● INSTRUCTION:
Report the number of lines where the string "subtitle" occurs, and write nothing else.

Dataset items:
==*==
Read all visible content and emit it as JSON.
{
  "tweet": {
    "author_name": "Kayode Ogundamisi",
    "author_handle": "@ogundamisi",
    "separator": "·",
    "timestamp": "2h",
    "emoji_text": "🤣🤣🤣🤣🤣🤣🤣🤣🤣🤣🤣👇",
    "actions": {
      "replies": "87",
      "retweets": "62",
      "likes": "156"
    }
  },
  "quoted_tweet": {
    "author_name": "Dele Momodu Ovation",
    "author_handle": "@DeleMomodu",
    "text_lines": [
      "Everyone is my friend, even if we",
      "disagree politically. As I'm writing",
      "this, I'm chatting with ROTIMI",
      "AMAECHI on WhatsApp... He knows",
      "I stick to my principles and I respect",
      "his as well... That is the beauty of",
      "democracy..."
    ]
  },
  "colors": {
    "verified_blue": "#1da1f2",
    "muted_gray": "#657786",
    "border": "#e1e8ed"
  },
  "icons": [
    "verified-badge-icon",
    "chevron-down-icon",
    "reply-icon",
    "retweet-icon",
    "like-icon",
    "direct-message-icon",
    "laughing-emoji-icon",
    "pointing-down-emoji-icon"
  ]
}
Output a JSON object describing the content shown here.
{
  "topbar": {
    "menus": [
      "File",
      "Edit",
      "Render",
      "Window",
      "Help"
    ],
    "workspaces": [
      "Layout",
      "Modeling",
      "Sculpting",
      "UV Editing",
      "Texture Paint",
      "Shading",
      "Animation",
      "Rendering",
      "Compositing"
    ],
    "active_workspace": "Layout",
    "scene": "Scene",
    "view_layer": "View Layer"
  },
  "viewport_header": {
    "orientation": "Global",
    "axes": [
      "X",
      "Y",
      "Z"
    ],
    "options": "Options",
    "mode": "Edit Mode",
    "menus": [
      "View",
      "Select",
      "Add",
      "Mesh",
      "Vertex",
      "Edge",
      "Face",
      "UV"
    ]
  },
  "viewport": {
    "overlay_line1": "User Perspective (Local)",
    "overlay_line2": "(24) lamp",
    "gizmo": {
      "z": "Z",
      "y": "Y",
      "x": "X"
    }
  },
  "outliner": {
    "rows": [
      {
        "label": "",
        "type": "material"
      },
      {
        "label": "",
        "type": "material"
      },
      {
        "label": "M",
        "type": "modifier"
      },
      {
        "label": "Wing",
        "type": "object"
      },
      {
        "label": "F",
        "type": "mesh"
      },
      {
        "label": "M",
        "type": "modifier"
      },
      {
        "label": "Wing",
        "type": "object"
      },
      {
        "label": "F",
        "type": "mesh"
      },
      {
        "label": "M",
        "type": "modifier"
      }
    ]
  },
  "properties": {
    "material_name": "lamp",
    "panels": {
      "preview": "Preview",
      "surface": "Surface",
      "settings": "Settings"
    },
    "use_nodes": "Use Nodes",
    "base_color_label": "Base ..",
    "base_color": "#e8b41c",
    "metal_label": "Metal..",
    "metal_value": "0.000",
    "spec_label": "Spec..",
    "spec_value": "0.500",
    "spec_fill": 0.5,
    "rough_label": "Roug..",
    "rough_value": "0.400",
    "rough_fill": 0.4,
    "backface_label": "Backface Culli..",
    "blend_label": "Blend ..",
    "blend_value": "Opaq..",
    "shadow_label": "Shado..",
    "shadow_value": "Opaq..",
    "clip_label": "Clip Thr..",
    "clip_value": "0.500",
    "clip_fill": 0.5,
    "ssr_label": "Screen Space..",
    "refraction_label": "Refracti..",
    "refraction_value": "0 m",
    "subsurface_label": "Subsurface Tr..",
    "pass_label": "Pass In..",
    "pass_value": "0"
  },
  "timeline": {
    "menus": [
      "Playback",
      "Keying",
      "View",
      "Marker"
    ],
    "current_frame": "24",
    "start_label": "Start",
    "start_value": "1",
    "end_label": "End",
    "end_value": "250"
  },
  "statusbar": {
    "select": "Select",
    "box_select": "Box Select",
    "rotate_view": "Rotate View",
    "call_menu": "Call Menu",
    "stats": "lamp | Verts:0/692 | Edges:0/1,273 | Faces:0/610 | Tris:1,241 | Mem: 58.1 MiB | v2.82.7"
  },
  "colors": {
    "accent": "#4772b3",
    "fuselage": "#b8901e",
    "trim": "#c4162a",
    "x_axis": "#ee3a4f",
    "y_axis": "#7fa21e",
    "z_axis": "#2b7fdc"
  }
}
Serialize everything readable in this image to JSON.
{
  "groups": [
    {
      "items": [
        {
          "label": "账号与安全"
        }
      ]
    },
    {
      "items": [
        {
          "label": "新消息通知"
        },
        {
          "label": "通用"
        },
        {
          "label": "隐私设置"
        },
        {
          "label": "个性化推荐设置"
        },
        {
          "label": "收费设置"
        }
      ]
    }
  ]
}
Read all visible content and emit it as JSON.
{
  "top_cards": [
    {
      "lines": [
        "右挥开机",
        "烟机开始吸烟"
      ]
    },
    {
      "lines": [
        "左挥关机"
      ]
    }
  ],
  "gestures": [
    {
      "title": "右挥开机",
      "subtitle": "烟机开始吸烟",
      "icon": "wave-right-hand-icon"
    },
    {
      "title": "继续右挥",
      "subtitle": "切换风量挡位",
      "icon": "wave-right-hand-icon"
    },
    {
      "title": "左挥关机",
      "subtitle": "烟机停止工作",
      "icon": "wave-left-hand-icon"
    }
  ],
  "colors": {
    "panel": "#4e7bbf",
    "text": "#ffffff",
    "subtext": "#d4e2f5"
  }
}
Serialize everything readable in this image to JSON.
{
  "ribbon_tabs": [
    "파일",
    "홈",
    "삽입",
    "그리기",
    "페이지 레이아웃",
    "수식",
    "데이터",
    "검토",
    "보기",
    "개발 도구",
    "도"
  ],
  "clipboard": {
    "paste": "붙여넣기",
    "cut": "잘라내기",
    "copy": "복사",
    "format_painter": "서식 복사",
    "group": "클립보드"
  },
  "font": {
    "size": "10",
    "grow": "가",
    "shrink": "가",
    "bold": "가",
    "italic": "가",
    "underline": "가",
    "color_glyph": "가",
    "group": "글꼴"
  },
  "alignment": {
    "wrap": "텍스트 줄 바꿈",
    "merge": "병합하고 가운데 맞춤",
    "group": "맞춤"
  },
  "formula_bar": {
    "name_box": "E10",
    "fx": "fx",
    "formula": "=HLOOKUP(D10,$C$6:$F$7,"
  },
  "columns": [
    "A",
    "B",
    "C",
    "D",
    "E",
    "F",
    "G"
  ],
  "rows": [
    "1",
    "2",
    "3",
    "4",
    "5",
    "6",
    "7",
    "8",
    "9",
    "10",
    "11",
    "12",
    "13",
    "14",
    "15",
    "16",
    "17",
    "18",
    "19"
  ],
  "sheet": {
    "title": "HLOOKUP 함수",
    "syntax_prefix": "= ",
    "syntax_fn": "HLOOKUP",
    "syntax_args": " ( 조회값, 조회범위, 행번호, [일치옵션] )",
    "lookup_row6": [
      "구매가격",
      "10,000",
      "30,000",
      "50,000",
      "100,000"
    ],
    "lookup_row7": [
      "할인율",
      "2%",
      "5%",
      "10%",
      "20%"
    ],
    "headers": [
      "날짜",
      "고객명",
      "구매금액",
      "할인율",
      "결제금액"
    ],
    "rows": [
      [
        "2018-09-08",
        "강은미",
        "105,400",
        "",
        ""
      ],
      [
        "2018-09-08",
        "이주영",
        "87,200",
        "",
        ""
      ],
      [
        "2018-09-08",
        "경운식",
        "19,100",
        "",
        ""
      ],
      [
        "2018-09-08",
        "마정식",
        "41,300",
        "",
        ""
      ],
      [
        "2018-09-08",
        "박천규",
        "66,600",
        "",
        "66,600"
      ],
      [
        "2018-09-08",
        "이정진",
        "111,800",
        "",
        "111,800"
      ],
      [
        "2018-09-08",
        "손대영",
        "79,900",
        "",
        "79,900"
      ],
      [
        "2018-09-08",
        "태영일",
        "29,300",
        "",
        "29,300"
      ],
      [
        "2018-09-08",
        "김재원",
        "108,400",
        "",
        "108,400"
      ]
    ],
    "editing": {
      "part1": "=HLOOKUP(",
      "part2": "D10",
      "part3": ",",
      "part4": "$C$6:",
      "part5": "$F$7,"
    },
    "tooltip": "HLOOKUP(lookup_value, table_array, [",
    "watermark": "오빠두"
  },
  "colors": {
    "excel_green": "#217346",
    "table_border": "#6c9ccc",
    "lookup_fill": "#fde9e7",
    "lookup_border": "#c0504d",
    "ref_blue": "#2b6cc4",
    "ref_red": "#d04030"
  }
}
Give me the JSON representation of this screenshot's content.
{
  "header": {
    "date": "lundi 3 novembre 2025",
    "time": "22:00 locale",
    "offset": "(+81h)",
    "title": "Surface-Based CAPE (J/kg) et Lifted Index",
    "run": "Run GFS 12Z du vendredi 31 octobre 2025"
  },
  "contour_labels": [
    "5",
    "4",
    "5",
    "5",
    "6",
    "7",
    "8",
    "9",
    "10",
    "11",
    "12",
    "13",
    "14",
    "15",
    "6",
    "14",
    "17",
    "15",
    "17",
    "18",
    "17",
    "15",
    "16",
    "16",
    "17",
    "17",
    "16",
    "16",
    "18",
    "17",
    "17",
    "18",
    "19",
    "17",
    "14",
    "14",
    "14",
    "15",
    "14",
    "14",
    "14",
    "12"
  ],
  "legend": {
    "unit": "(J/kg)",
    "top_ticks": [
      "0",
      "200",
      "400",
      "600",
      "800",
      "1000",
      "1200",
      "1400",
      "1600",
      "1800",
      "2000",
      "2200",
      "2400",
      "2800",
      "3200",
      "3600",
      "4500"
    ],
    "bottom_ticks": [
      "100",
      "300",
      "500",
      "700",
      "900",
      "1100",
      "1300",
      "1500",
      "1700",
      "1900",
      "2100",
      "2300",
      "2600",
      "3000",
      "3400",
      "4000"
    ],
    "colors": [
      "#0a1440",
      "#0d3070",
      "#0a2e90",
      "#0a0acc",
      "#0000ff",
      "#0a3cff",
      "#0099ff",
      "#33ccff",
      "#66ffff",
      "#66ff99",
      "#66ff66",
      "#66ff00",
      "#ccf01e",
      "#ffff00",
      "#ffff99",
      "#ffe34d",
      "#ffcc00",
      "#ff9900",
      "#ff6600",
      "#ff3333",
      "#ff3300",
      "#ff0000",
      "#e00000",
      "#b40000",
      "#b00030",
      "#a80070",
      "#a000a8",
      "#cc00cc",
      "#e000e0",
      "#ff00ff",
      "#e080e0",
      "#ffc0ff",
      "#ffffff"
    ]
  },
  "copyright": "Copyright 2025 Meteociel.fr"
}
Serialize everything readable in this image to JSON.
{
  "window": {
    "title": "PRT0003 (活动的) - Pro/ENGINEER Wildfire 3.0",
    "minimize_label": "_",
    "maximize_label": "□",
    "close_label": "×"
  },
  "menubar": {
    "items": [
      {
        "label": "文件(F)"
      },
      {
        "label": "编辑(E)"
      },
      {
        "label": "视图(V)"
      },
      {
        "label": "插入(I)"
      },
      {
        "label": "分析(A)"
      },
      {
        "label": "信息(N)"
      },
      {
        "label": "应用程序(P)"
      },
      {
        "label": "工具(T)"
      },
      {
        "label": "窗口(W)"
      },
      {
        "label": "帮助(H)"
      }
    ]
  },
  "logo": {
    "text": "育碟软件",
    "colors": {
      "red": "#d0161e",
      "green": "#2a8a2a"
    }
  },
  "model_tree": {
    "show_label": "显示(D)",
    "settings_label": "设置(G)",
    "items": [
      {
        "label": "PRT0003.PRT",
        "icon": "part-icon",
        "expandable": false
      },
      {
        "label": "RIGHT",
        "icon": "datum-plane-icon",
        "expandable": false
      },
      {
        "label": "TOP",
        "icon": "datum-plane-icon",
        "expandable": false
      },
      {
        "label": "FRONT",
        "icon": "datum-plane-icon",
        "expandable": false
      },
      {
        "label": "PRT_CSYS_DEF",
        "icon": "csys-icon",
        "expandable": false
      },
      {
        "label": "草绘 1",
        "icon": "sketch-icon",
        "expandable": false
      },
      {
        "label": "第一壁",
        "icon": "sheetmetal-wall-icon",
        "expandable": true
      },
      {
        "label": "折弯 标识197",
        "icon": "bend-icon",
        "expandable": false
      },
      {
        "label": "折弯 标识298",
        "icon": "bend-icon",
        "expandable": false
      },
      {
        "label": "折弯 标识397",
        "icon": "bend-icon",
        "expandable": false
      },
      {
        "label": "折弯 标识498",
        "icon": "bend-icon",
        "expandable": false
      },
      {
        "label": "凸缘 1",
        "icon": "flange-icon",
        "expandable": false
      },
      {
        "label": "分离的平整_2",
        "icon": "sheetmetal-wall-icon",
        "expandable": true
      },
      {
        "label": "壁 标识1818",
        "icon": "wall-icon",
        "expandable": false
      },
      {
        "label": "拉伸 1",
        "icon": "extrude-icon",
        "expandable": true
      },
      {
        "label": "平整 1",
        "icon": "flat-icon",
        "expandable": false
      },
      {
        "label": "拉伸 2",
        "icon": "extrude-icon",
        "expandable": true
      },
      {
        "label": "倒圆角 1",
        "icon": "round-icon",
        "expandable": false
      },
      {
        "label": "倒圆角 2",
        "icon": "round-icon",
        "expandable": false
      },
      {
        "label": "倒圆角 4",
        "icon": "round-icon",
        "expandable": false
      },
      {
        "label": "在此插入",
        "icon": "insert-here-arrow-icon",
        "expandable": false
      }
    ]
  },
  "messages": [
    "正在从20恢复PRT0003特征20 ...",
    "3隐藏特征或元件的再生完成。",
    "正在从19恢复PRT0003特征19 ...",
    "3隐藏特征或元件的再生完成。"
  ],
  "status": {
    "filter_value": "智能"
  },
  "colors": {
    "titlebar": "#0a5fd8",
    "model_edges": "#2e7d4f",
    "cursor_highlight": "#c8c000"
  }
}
==*==
● CORRECT OUTPUT:
3